**Set exercise**: Print out every line, exactly as written.

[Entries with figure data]
◆ ◆ ◆ ◆ ◆ ◆ ◆

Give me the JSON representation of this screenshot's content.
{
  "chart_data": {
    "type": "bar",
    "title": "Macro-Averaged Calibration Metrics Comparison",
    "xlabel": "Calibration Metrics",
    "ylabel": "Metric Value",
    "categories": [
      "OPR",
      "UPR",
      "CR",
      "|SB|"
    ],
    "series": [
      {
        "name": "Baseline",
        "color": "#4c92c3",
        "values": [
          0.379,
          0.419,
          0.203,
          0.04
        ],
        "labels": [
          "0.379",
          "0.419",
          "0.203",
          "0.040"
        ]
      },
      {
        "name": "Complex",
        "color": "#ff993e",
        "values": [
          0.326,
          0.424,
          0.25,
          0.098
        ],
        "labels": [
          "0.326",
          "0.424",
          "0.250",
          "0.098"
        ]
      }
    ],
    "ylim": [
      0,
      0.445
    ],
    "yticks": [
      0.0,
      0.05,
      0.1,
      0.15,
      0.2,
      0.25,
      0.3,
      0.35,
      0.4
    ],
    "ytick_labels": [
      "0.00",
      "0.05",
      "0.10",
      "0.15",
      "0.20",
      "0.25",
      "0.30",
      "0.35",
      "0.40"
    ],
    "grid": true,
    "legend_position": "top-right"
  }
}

◆ ◆ ◆ ◆ ◆ ◆ ◆

**Solution for this task**:
Give me the JSON representation of this screenshot's content.
{
  "chart_data": {
    "type": "bar",
    "title": "Macro-Averaged Calibration Metrics Comparison",
    "xlabel": "Calibration Metrics",
    "ylabel": "Metric Value",
    "categories": [
      "OPR",
      "UPR",
      "CR",
      "|SB|"
    ],
    "series": [
      {
        "name": "Baseline",
        "color": "#4c92c3",
        "values": [
          0.379,
          0.419,
          0.203,
          0.04
        ],
        "labels": [
          "0.379",
          "0.419",
          "0.203",
          "0.040"
        ]
      },
      {
        "name": "Complex",
        "color": "#ff993e",
        "values": [
          0.326,
          0.424,
          0.25,
          0.098
        ],
        "labels": [
          "0.326",
          "0.424",
          "0.250",
          "0.098"
        ]
      }
    ],
    "ylim": [
      0,
      0.445
    ],
    "yticks": [
      0.0,
      0.05,
      0.1,
      0.15,
      0.2,
      0.25,
      0.3,
      0.35,
      0.4
    ],
    "ytick_labels": [
      "0.00",
      "0.05",
      "0.10",
      "0.15",
      "0.20",
      "0.25",
      "0.30",
      "0.35",
      "0.40"
    ],
    "grid": true,
    "legend_position": "top-right"
  }
}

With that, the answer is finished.